Check every line of the data below for the string "name", and copy the ones that hold it.
##### Input rows
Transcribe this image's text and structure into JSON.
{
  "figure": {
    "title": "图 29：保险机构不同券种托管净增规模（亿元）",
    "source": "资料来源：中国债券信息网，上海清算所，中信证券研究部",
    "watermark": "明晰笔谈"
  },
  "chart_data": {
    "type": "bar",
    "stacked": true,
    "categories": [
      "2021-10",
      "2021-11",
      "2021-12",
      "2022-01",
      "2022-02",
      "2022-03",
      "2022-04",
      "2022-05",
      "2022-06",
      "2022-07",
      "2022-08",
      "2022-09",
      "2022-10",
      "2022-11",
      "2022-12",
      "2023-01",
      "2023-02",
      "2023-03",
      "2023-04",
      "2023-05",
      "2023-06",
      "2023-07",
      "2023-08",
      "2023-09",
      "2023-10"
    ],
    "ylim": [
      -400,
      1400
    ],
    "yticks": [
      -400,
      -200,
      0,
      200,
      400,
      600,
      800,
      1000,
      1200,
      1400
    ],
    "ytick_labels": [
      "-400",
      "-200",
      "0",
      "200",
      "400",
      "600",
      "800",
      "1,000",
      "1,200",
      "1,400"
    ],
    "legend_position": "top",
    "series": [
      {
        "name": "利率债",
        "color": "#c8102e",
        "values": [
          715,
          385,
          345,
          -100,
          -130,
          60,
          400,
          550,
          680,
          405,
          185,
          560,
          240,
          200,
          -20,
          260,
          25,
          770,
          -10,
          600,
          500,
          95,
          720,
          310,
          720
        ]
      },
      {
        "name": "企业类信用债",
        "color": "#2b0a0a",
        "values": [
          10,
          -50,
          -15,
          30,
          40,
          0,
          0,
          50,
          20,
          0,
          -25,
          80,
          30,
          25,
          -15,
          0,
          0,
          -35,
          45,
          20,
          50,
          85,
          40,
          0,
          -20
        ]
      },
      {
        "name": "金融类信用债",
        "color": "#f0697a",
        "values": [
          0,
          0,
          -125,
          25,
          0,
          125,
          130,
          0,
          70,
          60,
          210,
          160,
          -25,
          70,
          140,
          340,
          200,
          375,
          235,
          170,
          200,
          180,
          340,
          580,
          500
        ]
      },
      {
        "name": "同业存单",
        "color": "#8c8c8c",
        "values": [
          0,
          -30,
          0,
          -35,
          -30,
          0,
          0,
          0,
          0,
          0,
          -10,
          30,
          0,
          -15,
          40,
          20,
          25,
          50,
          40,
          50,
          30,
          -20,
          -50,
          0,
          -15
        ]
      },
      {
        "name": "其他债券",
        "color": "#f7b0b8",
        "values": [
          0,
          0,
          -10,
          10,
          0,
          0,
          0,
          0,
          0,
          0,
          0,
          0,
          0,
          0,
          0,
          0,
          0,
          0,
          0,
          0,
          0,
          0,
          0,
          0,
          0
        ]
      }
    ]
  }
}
##########
- **Output below**
        "name": "利率债",
        "name": "企业类信用债",
        "name": "金融类信用债",
        "name": "同业存单",
        "name": "其他债券",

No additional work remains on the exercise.